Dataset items
************

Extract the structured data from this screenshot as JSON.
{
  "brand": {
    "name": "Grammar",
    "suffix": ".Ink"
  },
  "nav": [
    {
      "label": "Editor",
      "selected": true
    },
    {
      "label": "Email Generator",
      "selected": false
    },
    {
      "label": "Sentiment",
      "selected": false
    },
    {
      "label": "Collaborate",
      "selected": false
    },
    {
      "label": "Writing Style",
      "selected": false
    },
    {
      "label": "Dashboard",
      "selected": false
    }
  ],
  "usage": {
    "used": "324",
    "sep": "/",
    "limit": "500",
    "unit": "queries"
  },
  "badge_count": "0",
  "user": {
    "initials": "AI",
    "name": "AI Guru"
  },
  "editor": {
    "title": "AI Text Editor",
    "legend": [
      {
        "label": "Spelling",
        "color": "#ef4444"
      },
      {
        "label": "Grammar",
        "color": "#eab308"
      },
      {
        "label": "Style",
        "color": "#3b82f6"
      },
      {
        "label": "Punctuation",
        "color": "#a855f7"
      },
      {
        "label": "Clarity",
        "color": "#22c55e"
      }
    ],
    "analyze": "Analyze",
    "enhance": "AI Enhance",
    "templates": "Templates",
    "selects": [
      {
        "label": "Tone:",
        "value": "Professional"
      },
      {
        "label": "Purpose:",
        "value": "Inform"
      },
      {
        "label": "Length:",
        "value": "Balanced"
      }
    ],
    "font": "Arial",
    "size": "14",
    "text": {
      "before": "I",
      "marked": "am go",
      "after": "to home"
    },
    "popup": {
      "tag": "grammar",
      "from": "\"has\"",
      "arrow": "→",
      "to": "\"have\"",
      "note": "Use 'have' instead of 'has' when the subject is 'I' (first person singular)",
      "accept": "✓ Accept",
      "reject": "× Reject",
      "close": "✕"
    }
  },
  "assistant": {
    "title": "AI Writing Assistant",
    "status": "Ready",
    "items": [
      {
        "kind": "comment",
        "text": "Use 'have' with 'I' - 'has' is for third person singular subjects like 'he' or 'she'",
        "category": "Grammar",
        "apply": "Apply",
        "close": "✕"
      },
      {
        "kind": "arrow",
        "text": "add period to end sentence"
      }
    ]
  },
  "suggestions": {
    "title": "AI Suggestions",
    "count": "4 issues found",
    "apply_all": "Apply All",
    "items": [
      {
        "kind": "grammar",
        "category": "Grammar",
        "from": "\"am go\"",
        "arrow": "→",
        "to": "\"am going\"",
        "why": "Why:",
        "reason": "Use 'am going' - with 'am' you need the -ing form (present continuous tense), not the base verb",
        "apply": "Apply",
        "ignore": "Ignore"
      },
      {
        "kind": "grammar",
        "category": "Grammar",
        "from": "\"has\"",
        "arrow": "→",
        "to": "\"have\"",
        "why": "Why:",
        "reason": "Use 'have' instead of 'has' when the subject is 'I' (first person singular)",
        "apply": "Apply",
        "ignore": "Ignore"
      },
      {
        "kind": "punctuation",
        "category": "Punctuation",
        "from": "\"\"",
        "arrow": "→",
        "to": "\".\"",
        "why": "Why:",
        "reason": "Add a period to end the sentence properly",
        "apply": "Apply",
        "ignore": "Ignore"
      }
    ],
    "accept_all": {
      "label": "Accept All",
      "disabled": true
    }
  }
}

************

Extract, from the listing above, every line where the string "sentence" occurs.

▶ _SOLUTION TO THIS PROBLEM_
        "text": "add period to end sentence"
        "reason": "Add a period to end the sentence properly",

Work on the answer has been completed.